# [Data supplied]

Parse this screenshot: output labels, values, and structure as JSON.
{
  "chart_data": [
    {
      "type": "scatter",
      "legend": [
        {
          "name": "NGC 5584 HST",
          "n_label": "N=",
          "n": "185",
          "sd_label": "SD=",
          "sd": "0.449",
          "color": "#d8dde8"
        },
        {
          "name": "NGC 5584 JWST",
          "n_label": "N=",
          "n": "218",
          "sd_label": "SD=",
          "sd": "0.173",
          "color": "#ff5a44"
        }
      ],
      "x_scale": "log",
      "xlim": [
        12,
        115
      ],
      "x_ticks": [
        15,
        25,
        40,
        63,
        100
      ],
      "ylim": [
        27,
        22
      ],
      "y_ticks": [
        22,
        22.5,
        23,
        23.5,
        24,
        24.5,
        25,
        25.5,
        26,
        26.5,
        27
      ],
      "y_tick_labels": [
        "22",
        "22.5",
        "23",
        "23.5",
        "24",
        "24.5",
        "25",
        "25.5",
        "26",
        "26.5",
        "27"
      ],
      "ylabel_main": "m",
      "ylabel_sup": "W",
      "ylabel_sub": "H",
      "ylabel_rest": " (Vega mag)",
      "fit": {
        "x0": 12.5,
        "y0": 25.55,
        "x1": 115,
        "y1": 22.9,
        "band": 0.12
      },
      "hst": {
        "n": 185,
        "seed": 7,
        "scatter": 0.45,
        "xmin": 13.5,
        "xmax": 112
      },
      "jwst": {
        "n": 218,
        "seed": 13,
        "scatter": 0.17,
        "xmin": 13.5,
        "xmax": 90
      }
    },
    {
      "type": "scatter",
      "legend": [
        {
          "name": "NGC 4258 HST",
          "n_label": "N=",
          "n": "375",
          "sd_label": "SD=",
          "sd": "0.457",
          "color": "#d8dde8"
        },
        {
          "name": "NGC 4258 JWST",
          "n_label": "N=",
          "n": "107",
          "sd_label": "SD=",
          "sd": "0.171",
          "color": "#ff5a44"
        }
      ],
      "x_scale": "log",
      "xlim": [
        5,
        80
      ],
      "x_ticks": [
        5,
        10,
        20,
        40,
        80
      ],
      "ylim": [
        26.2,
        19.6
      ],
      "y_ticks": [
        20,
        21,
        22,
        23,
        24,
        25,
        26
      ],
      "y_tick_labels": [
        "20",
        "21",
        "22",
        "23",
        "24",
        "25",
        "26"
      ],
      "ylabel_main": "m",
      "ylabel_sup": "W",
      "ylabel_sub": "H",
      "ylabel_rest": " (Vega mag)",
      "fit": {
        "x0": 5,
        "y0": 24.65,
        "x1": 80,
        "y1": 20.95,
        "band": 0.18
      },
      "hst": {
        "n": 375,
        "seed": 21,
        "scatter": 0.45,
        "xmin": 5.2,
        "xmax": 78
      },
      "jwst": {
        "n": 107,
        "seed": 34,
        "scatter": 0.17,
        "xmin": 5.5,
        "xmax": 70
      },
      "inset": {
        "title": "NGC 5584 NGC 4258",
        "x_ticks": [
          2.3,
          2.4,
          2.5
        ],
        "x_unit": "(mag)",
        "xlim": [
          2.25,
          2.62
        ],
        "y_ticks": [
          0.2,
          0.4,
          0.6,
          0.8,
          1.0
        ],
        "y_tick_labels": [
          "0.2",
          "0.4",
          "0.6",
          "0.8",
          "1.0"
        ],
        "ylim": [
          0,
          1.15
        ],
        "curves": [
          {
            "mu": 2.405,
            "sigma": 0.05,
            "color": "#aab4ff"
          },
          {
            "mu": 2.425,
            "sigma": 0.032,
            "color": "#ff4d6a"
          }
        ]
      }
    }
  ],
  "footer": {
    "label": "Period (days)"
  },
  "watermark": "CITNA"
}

# [Goal of the exercise]
Each record must be repeated exactly as it is.

# [Solution to this problem]
Parse this screenshot: output labels, values, and structure as JSON.
{
  "chart_data": [
    {
      "type": "scatter",
      "legend": [
        {
          "name": "NGC 5584 HST",
          "n_label": "N=",
          "n": "185",
          "sd_label": "SD=",
          "sd": "0.449",
          "color": "#d8dde8"
        },
        {
          "name": "NGC 5584 JWST",
          "n_label": "N=",
          "n": "218",
          "sd_label": "SD=",
          "sd": "0.173",
          "color": "#ff5a44"
        }
      ],
      "x_scale": "log",
      "xlim": [
        12,
        115
      ],
      "x_ticks": [
        15,
        25,
        40,
        63,
        100
      ],
      "ylim": [
        27,
        22
      ],
      "y_ticks": [
        22,
        22.5,
        23,
        23.5,
        24,
        24.5,
        25,
        25.5,
        26,
        26.5,
        27
      ],
      "y_tick_labels": [
        "22",
        "22.5",
        "23",
        "23.5",
        "24",
        "24.5",
        "25",
        "25.5",
        "26",
        "26.5",
        "27"
      ],
      "ylabel_main": "m",
      "ylabel_sup": "W",
      "ylabel_sub": "H",
      "ylabel_rest": " (Vega mag)",
      "fit": {
        "x0": 12.5,
        "y0": 25.55,
        "x1": 115,
        "y1": 22.9,
        "band": 0.12
      },
      "hst": {
        "n": 185,
        "seed": 7,
        "scatter": 0.45,
        "xmin": 13.5,
        "xmax": 112
      },
      "jwst": {
        "n": 218,
        "seed": 13,
        "scatter": 0.17,
        "xmin": 13.5,
        "xmax": 90
      }
    },
    {
      "type": "scatter",
      "legend": [
        {
          "name": "NGC 4258 HST",
          "n_label": "N=",
          "n": "375",
          "sd_label": "SD=",
          "sd": "0.457",
          "color": "#d8dde8"
        },
        {
          "name": "NGC 4258 JWST",
          "n_label": "N=",
          "n": "107",
          "sd_label": "SD=",
          "sd": "0.171",
          "color": "#ff5a44"
        }
      ],
      "x_scale": "log",
      "xlim": [
        5,
        80
      ],
      "x_ticks": [
        5,
        10,
        20,
        40,
        80
      ],
      "ylim": [
        26.2,
        19.6
      ],
      "y_ticks": [
        20,
        21,
        22,
        23,
        24,
        25,
        26
      ],
      "y_tick_labels": [
        "20",
        "21",
        "22",
        "23",
        "24",
        "25",
        "26"
      ],
      "ylabel_main": "m",
      "ylabel_sup": "W",
      "ylabel_sub": "H",
      "ylabel_rest": " (Vega mag)",
      "fit": {
        "x0": 5,
        "y0": 24.65,
        "x1": 80,
        "y1": 20.95,
        "band": 0.18
      },
      "hst": {
        "n": 375,
        "seed": 21,
        "scatter": 0.45,
        "xmin": 5.2,
        "xmax": 78
      },
      "jwst": {
        "n": 107,
        "seed": 34,
        "scatter": 0.17,
        "xmin": 5.5,
        "xmax": 70
      },
      "inset": {
        "title": "NGC 5584 NGC 4258",
        "x_ticks": [
          2.3,
          2.4,
          2.5
        ],
        "x_unit": "(mag)",
        "xlim": [
          2.25,
          2.62
        ],
        "y_ticks": [
          0.2,
          0.4,
          0.6,
          0.8,
          1.0
        ],
        "y_tick_labels": [
          "0.2",
          "0.4",
          "0.6",
          "0.8",
          "1.0"
        ],
        "ylim": [
          0,
          1.15
        ],
        "curves": [
          {
            "mu": 2.405,
            "sigma": 0.05,
            "color": "#aab4ff"
          },
          {
            "mu": 2.425,
            "sigma": 0.032,
            "color": "#ff4d6a"
          }
        ]
      }
    }
  ],
  "footer": {
    "label": "Period (days)"
  },
  "watermark": "CITNA"
}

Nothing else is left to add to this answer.